Return all lines from the listing below in which the string "These" occurs.
** Begin TASK INPUT **
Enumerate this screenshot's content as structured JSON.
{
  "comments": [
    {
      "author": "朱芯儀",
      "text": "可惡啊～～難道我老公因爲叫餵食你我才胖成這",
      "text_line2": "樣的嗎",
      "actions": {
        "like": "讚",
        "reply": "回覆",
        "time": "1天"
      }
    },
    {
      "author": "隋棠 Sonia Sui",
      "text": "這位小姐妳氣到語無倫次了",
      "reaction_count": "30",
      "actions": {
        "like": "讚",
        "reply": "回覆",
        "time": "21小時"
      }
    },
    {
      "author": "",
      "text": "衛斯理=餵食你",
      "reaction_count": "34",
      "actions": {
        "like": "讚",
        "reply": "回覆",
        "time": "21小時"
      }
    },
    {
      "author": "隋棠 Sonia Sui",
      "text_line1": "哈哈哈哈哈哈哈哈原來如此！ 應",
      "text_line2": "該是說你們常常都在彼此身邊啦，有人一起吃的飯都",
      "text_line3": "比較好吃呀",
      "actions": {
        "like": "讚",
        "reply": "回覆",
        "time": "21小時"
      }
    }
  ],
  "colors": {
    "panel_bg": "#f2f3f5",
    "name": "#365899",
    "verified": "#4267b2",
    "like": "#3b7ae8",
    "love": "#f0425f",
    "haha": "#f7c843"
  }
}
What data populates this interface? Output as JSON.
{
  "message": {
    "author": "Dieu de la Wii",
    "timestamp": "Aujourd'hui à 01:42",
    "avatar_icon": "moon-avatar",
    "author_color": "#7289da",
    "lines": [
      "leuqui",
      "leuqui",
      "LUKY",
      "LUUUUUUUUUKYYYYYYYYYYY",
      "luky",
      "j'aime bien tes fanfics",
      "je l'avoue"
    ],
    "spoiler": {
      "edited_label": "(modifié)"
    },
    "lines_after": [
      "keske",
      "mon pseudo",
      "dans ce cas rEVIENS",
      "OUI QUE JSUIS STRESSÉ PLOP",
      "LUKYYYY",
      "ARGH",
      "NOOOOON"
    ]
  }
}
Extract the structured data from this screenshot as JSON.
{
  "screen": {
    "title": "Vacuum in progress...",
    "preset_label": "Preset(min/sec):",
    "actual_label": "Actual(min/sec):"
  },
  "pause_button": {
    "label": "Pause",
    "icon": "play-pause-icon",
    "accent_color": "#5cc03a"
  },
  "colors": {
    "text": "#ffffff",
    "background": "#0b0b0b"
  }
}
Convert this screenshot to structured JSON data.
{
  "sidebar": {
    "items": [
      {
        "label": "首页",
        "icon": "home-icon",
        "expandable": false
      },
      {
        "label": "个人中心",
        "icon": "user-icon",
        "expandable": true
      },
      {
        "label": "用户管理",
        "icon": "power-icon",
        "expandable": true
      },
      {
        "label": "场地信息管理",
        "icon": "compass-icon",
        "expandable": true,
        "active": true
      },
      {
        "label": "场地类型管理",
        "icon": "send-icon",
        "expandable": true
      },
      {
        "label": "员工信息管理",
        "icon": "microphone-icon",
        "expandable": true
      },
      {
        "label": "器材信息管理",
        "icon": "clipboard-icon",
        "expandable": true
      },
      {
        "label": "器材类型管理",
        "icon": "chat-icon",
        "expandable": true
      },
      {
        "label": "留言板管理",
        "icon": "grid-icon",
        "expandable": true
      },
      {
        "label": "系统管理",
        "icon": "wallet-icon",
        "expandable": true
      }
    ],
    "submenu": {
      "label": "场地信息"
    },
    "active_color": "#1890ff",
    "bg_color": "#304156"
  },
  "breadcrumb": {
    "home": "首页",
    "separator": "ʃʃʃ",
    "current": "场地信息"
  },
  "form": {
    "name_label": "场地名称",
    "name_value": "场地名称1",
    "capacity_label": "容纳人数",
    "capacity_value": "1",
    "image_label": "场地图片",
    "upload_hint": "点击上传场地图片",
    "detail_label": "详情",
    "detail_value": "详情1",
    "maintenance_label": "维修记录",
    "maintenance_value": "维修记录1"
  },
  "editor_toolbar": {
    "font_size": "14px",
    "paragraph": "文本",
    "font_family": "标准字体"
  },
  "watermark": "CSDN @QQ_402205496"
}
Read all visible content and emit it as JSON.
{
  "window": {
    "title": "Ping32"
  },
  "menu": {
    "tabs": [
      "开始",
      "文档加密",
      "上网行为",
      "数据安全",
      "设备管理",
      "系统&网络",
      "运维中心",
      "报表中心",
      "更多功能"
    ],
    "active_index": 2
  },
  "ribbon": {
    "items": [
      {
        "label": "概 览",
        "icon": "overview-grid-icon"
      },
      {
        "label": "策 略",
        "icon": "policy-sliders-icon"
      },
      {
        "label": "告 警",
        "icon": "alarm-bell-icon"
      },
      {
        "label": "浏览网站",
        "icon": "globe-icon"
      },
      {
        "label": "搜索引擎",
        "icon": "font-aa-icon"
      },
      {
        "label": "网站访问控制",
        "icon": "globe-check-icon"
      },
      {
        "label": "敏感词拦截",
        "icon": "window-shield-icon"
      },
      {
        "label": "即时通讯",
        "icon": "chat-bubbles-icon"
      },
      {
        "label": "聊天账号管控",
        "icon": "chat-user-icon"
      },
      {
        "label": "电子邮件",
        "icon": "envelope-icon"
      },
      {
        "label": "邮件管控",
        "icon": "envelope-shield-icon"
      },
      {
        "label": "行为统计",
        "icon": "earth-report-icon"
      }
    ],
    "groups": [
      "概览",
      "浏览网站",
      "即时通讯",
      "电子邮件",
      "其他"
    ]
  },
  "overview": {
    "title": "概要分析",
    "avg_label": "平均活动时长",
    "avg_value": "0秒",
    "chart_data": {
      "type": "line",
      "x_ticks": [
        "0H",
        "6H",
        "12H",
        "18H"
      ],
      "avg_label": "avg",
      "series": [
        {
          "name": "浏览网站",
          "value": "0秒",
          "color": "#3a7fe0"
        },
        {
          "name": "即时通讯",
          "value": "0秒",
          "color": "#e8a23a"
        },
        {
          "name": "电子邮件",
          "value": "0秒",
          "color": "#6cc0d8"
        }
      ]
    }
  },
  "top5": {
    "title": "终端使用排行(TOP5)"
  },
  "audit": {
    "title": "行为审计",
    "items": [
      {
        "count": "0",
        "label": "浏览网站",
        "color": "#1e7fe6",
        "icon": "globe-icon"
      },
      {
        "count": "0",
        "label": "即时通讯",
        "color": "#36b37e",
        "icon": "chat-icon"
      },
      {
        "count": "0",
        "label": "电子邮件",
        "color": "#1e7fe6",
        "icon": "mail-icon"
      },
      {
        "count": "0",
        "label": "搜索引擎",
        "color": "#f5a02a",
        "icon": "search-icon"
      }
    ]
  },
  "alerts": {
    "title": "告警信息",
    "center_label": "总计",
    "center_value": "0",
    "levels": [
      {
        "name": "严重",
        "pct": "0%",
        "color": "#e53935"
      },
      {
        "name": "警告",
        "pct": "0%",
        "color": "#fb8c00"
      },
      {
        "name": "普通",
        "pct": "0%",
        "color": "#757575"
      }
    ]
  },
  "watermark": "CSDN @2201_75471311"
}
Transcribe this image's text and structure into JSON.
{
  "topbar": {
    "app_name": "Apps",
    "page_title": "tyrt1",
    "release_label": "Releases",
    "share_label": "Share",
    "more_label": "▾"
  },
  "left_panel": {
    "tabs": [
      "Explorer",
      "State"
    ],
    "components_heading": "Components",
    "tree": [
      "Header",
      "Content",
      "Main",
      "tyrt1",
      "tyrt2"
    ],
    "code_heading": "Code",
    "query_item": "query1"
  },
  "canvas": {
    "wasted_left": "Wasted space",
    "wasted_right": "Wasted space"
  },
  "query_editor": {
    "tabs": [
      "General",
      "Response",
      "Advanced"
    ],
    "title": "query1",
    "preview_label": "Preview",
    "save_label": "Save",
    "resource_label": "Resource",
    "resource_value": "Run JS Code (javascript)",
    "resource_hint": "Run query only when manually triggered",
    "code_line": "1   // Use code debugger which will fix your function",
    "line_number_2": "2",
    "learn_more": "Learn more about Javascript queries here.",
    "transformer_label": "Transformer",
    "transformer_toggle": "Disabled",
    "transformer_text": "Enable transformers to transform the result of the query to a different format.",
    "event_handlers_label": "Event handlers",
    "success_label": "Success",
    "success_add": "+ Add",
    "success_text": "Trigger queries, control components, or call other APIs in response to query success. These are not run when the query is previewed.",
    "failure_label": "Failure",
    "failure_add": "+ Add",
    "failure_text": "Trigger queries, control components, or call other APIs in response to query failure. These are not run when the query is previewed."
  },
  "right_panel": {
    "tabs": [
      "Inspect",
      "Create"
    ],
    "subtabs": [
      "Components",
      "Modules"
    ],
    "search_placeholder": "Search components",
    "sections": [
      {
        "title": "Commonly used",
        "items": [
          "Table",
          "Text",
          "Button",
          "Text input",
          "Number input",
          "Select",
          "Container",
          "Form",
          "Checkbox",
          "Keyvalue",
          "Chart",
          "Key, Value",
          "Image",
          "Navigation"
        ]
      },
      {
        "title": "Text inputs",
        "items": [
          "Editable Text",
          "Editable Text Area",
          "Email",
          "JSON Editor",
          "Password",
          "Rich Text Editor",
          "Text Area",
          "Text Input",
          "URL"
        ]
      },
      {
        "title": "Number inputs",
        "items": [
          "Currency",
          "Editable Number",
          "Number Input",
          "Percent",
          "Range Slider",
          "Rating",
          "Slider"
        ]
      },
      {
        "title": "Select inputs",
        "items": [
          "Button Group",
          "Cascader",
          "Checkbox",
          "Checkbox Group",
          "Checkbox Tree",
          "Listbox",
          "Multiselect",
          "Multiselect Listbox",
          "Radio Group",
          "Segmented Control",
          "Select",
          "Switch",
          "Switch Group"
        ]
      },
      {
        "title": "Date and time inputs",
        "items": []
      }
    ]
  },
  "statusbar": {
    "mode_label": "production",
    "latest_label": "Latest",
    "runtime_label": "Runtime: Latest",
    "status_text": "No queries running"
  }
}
** End TASK INPUT **
RESPONSE:
    "success_text": "Trigger queries, control components, or call other APIs in response to query success. These are not run when the query is previewed.",
    "failure_text": "Trigger queries, control components, or call other APIs in response to query failure. These are not run when the query is previewed."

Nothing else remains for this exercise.